## What the exercise asks
Where the data below has the string "azote", return the whole line.

________________________

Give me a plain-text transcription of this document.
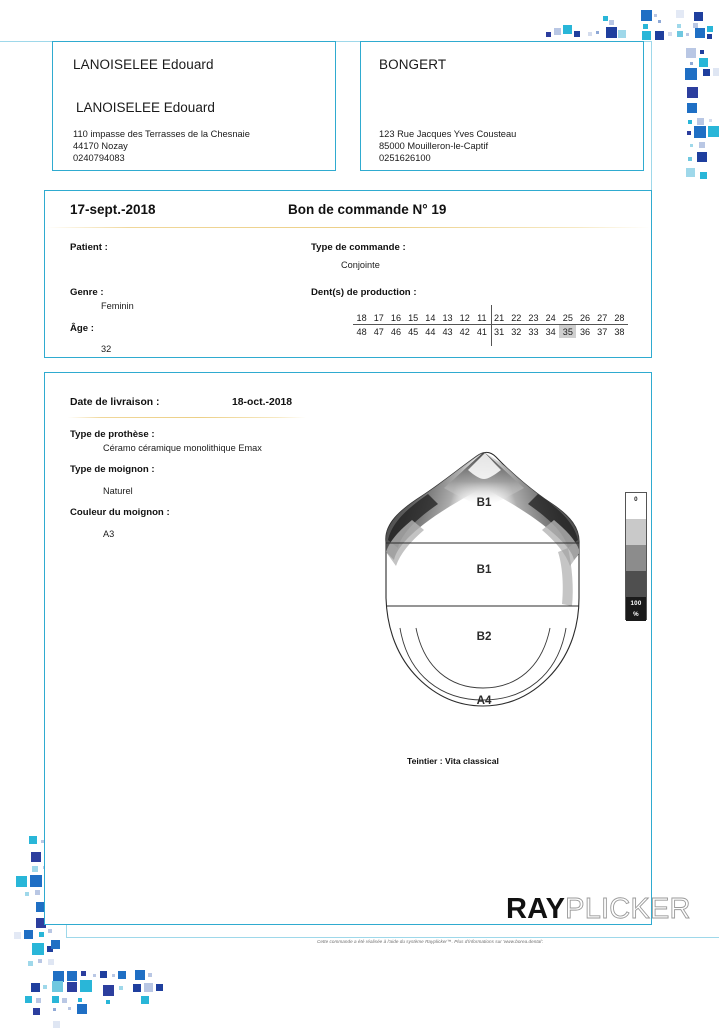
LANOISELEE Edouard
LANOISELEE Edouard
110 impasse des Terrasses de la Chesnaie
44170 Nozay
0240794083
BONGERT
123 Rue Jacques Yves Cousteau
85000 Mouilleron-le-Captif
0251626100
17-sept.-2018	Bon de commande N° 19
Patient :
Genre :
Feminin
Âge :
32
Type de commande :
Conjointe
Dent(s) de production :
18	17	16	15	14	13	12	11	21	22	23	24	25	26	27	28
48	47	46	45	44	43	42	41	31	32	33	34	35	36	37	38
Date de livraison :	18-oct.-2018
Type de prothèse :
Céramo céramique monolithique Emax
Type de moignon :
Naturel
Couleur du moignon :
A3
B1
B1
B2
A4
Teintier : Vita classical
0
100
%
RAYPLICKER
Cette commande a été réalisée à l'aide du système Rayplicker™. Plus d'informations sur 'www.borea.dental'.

________________________

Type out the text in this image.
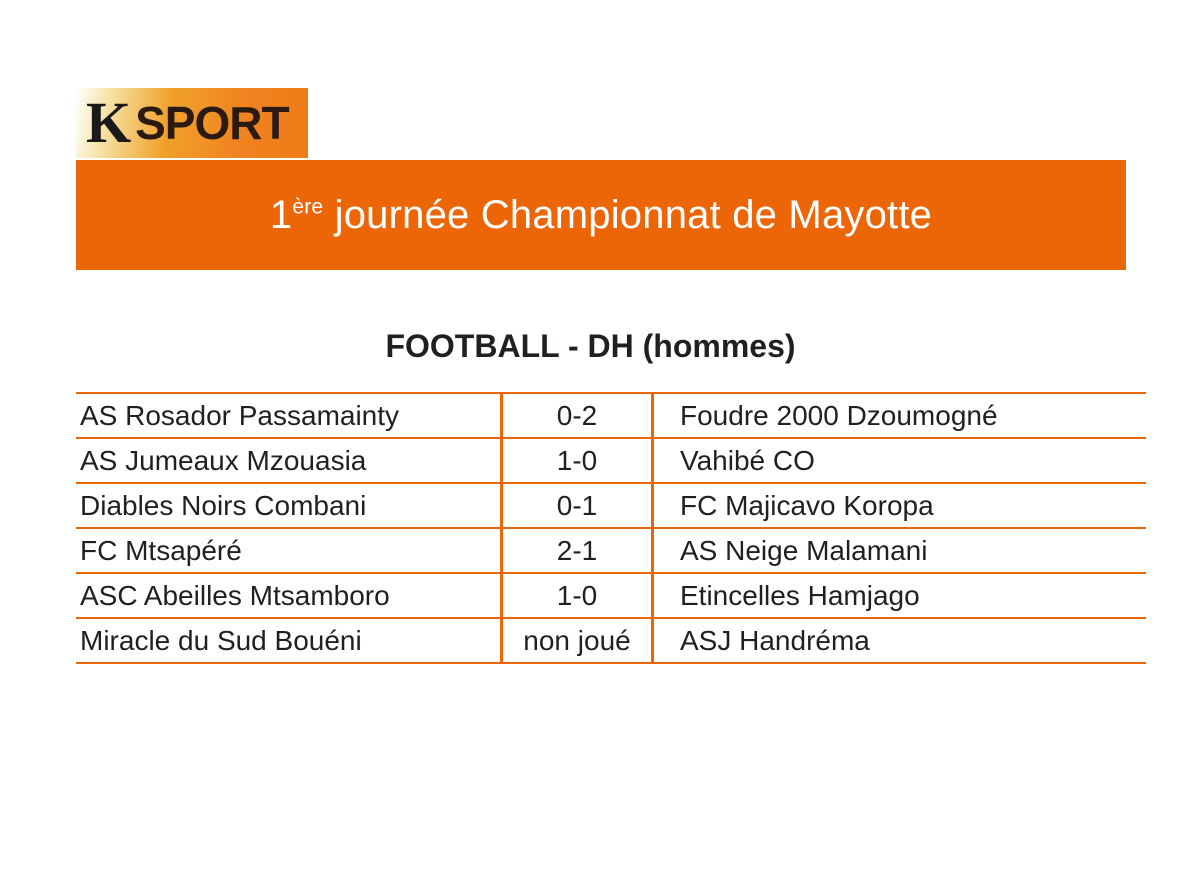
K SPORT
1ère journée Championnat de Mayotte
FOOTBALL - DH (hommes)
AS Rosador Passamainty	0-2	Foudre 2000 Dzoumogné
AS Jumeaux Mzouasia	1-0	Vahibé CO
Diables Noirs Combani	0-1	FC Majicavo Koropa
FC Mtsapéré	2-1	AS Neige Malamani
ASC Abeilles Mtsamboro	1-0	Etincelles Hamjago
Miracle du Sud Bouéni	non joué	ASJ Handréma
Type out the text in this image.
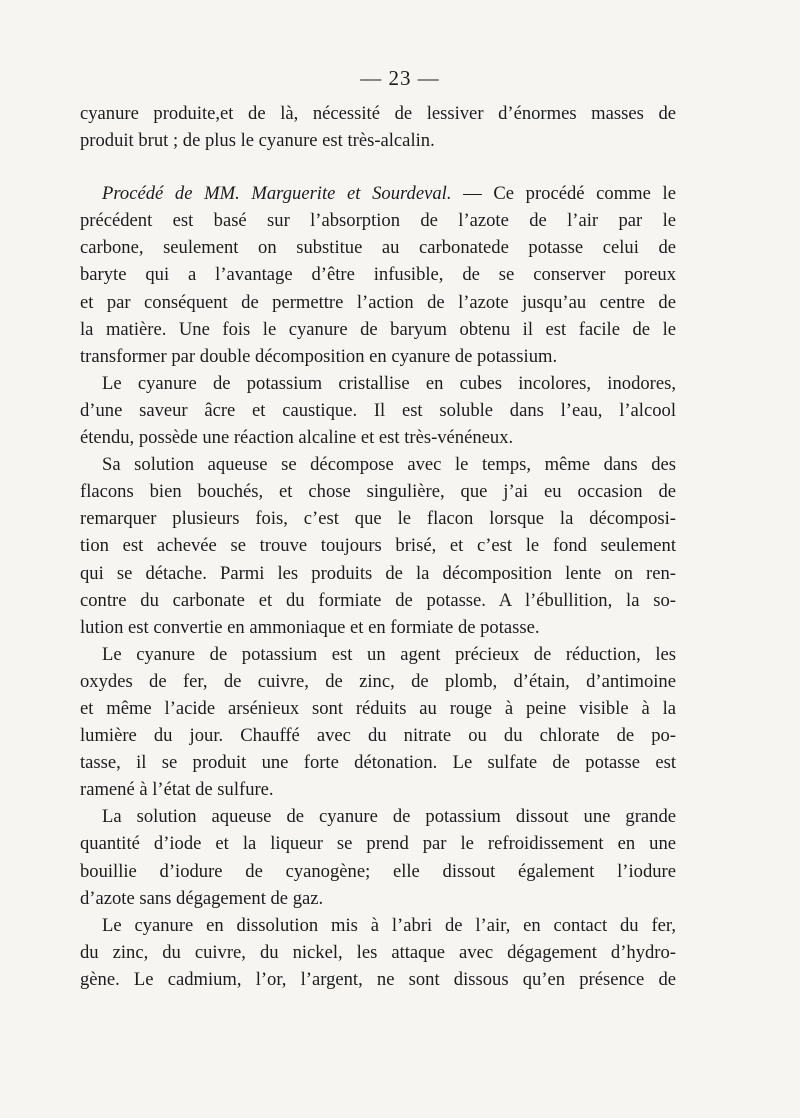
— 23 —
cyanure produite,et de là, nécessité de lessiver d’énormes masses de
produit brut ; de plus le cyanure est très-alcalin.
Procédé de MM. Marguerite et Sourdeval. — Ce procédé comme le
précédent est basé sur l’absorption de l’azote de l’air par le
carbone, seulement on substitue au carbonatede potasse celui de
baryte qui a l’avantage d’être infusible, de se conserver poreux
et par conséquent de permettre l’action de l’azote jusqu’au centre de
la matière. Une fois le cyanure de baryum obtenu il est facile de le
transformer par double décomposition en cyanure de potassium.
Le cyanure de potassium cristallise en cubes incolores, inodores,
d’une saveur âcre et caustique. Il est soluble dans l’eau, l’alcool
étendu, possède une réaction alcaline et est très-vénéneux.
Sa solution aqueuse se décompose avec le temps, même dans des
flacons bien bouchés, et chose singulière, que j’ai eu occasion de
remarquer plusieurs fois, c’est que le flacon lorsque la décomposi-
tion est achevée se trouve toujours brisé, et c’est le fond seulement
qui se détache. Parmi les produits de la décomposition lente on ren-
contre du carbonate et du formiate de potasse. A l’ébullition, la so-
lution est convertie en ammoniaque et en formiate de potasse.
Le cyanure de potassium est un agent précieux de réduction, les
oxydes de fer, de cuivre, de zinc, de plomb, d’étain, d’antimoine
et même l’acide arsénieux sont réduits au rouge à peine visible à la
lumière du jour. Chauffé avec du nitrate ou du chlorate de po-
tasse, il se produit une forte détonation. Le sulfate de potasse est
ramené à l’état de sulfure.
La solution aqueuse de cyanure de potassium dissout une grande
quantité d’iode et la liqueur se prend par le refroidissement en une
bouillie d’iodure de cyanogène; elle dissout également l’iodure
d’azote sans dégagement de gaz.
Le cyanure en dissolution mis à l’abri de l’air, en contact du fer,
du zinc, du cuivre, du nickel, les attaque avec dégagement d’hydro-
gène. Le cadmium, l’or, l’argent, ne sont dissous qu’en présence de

________________________

## Output of the exercise
précédent est basé sur l’absorption de l’azote de l’air par le
et par conséquent de permettre l’action de l’azote jusqu’au centre de
d’azote sans dégagement de gaz.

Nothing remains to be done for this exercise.